-- Task objective --
Omit every picture and output the rest of the records exactly as they are.

(Extracted data entries)
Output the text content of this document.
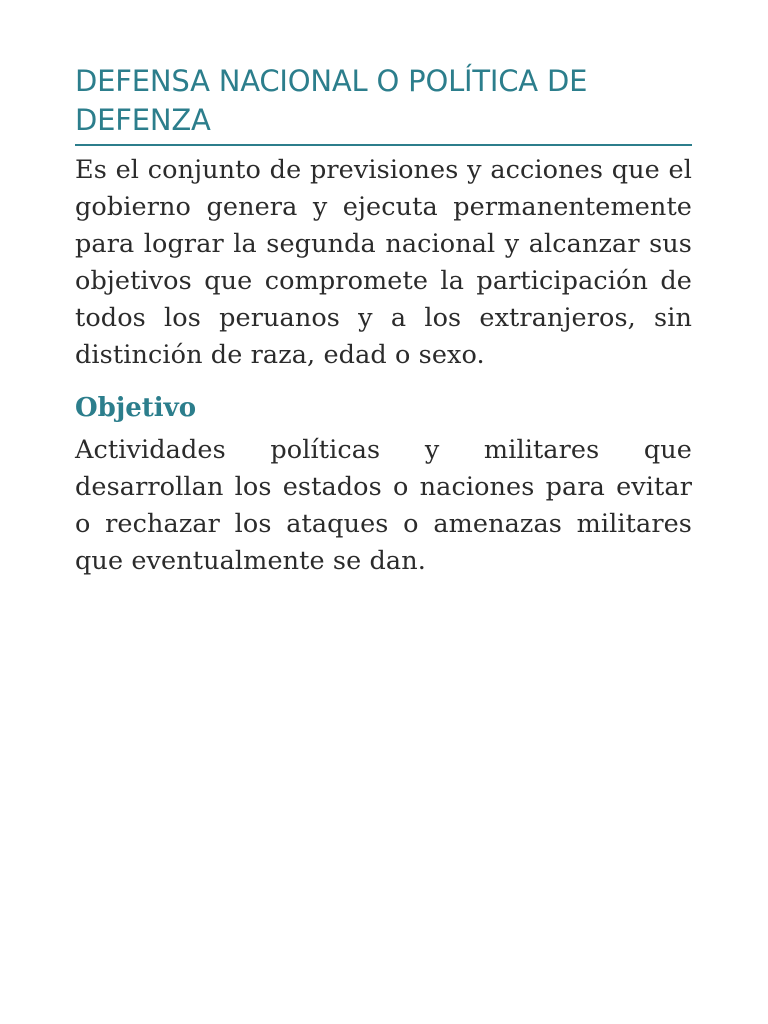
DEFENSA NACIONAL O POLÍTICA DE DEFENZA

Es el conjunto de previsiones y acciones que el gobierno genera y ejecuta permanentemente para lograr la segunda nacional y alcanzar sus objetivos que compromete la participación de todos los peruanos y a los extranjeros, sin distinción de raza, edad o sexo.

Objetivo

Actividades políticas y militares que desarrollan los estados o naciones para evitar o rechazar los ataques o amenazas militares que eventualmente se dan.
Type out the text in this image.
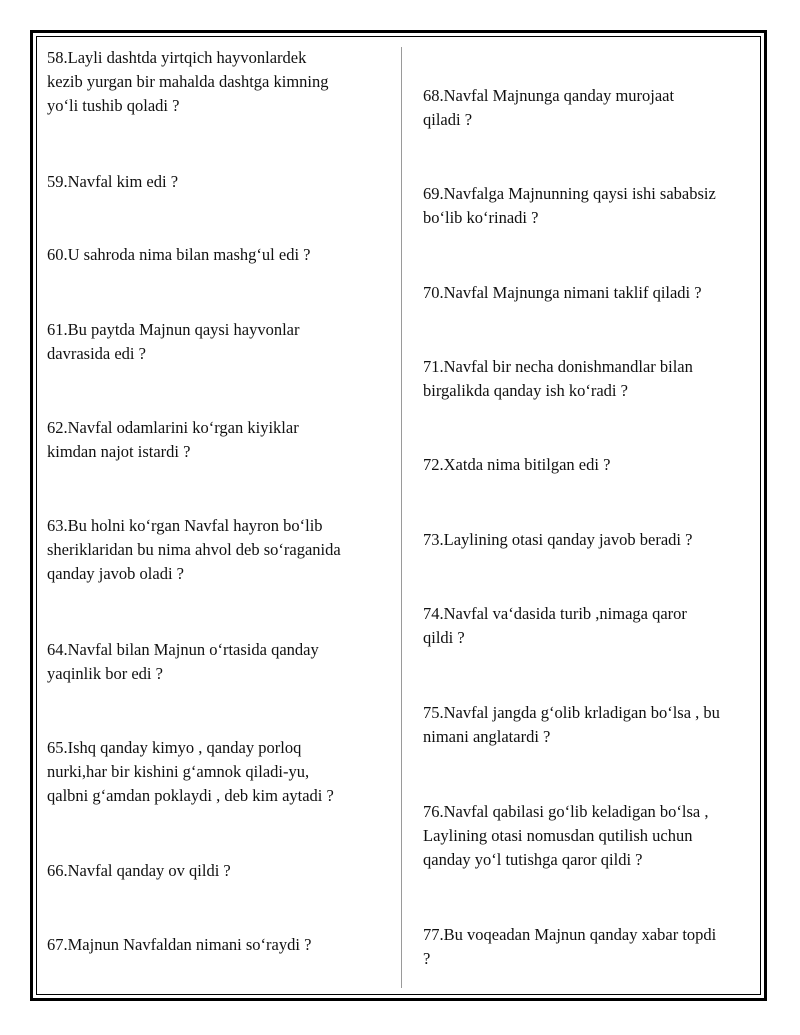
58.Layli dashtda yirtqich hayvonlardek
kezib yurgan bir mahalda dashtga kimning
yo‘li tushib qoladi ?

59.Navfal kim edi ?

60.U sahroda nima bilan mashg‘ul edi ?

61.Bu paytda Majnun qaysi hayvonlar
davrasida edi ?

62.Navfal odamlarini ko‘rgan kiyiklar
kimdan najot istardi ?

63.Bu holni ko‘rgan Navfal hayron bo‘lib
sheriklaridan bu nima ahvol deb so‘raganida
qanday javob oladi ?

64.Navfal bilan Majnun o‘rtasida qanday
yaqinlik bor edi ?

65.Ishq qanday kimyo , qanday porloq
nurki,har bir kishini g‘amnok qiladi-yu,
qalbni g‘amdan poklaydi , deb kim aytadi ?

66.Navfal qanday ov qildi ?

67.Majnun Navfaldan nimani so‘raydi ?

68.Navfal Majnunga qanday murojaat
qiladi ?

69.Navfalga Majnunning qaysi ishi sababsiz
bo‘lib ko‘rinadi ?

70.Navfal Majnunga nimani taklif qiladi ?

71.Navfal bir necha donishmandlar bilan
birgalikda qanday ish ko‘radi ?

72.Xatda nima bitilgan edi ?

73.Laylining otasi qanday javob beradi ?

74.Navfal va‘dasida turib ,nimaga qaror
qildi ?

75.Navfal jangda g‘olib krladigan bo‘lsa , bu
nimani anglatardi ?

76.Navfal qabilasi go‘lib keladigan bo‘lsa ,
Laylining otasi nomusdan qutilish uchun
qanday yo‘l tutishga qaror qildi ?

77.Bu voqeadan Majnun qanday xabar topdi
?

-- Solution below --
Output the text content of this document.
DEFENSA NACIONAL O POLÍTICA DE DEFENZA

Es el conjunto de previsiones y acciones que el gobierno genera y ejecuta permanentemente para lograr la segunda nacional y alcanzar sus objetivos que compromete la participación de todos los peruanos y a los extranjeros, sin distinción de raza, edad o sexo.

Objetivo

Actividades políticas y militares que desarrollan los estados o naciones para evitar o rechazar los ataques o amenazas militares que eventualmente se dan.
Type out the text in this image.
58.Layli dashtda yirtqich hayvonlardek
kezib yurgan bir mahalda dashtga kimning
yo‘li tushib qoladi ?

59.Navfal kim edi ?

60.U sahroda nima bilan mashg‘ul edi ?

61.Bu paytda Majnun qaysi hayvonlar
davrasida edi ?

62.Navfal odamlarini ko‘rgan kiyiklar
kimdan najot istardi ?

63.Bu holni ko‘rgan Navfal hayron bo‘lib
sheriklaridan bu nima ahvol deb so‘raganida
qanday javob oladi ?

64.Navfal bilan Majnun o‘rtasida qanday
yaqinlik bor edi ?

65.Ishq qanday kimyo , qanday porloq
nurki,har bir kishini g‘amnok qiladi-yu,
qalbni g‘amdan poklaydi , deb kim aytadi ?

66.Navfal qanday ov qildi ?

67.Majnun Navfaldan nimani so‘raydi ?

68.Navfal Majnunga qanday murojaat
qiladi ?

69.Navfalga Majnunning qaysi ishi sababsiz
bo‘lib ko‘rinadi ?

70.Navfal Majnunga nimani taklif qiladi ?

71.Navfal bir necha donishmandlar bilan
birgalikda qanday ish ko‘radi ?

72.Xatda nima bitilgan edi ?

73.Laylining otasi qanday javob beradi ?

74.Navfal va‘dasida turib ,nimaga qaror
qildi ?

75.Navfal jangda g‘olib krladigan bo‘lsa , bu
nimani anglatardi ?

76.Navfal qabilasi go‘lib keladigan bo‘lsa ,
Laylining otasi nomusdan qutilish uchun
qanday yo‘l tutishga qaror qildi ?

77.Bu voqeadan Majnun qanday xabar topdi
?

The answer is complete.